Supplied entries:
•••

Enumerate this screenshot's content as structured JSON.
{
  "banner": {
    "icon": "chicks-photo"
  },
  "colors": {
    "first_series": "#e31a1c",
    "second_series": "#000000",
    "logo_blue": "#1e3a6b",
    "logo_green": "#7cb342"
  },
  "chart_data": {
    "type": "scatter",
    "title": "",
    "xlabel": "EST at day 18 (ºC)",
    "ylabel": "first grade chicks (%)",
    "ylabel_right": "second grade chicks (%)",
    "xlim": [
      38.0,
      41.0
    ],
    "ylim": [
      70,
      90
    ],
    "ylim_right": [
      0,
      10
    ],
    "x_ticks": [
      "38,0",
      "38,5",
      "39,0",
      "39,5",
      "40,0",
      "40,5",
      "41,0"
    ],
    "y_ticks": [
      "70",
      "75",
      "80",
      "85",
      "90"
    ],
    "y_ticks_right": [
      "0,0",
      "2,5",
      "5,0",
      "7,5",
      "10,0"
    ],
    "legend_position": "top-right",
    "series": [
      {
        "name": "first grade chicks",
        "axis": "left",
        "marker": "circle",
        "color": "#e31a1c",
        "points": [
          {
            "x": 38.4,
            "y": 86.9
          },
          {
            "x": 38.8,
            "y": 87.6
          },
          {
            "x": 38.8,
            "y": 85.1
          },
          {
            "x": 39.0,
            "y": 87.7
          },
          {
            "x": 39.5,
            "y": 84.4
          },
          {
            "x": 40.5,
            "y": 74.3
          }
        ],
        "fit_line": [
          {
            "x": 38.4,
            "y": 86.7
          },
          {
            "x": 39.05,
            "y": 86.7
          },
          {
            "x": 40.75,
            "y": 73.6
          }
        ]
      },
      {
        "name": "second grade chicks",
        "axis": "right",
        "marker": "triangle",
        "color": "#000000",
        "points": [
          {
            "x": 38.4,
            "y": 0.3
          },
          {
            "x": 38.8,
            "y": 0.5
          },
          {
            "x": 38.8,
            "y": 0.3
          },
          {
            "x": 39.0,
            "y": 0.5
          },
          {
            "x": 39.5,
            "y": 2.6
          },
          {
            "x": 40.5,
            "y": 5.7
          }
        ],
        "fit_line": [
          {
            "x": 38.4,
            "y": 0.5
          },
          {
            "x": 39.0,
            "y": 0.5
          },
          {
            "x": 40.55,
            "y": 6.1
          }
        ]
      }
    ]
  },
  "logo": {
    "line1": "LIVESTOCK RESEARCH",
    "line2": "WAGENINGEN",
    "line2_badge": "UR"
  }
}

•••

Goal: Return every record, word for word.

Expected answer:
Enumerate this screenshot's content as structured JSON.
{
  "banner": {
    "icon": "chicks-photo"
  },
  "colors": {
    "first_series": "#e31a1c",
    "second_series": "#000000",
    "logo_blue": "#1e3a6b",
    "logo_green": "#7cb342"
  },
  "chart_data": {
    "type": "scatter",
    "title": "",
    "xlabel": "EST at day 18 (ºC)",
    "ylabel": "first grade chicks (%)",
    "ylabel_right": "second grade chicks (%)",
    "xlim": [
      38.0,
      41.0
    ],
    "ylim": [
      70,
      90
    ],
    "ylim_right": [
      0,
      10
    ],
    "x_ticks": [
      "38,0",
      "38,5",
      "39,0",
      "39,5",
      "40,0",
      "40,5",
      "41,0"
    ],
    "y_ticks": [
      "70",
      "75",
      "80",
      "85",
      "90"
    ],
    "y_ticks_right": [
      "0,0",
      "2,5",
      "5,0",
      "7,5",
      "10,0"
    ],
    "legend_position": "top-right",
    "series": [
      {
        "name": "first grade chicks",
        "axis": "left",
        "marker": "circle",
        "color": "#e31a1c",
        "points": [
          {
            "x": 38.4,
            "y": 86.9
          },
          {
            "x": 38.8,
            "y": 87.6
          },
          {
            "x": 38.8,
            "y": 85.1
          },
          {
            "x": 39.0,
            "y": 87.7
          },
          {
            "x": 39.5,
            "y": 84.4
          },
          {
            "x": 40.5,
            "y": 74.3
          }
        ],
        "fit_line": [
          {
            "x": 38.4,
            "y": 86.7
          },
          {
            "x": 39.05,
            "y": 86.7
          },
          {
            "x": 40.75,
            "y": 73.6
          }
        ]
      },
      {
        "name": "second grade chicks",
        "axis": "right",
        "marker": "triangle",
        "color": "#000000",
        "points": [
          {
            "x": 38.4,
            "y": 0.3
          },
          {
            "x": 38.8,
            "y": 0.5
          },
          {
            "x": 38.8,
            "y": 0.3
          },
          {
            "x": 39.0,
            "y": 0.5
          },
          {
            "x": 39.5,
            "y": 2.6
          },
          {
            "x": 40.5,
            "y": 5.7
          }
        ],
        "fit_line": [
          {
            "x": 38.4,
            "y": 0.5
          },
          {
            "x": 39.0,
            "y": 0.5
          },
          {
            "x": 40.55,
            "y": 6.1
          }
        ]
      }
    ]
  },
  "logo": {
    "line1": "LIVESTOCK RESEARCH",
    "line2": "WAGENINGEN",
    "line2_badge": "UR"
  }
}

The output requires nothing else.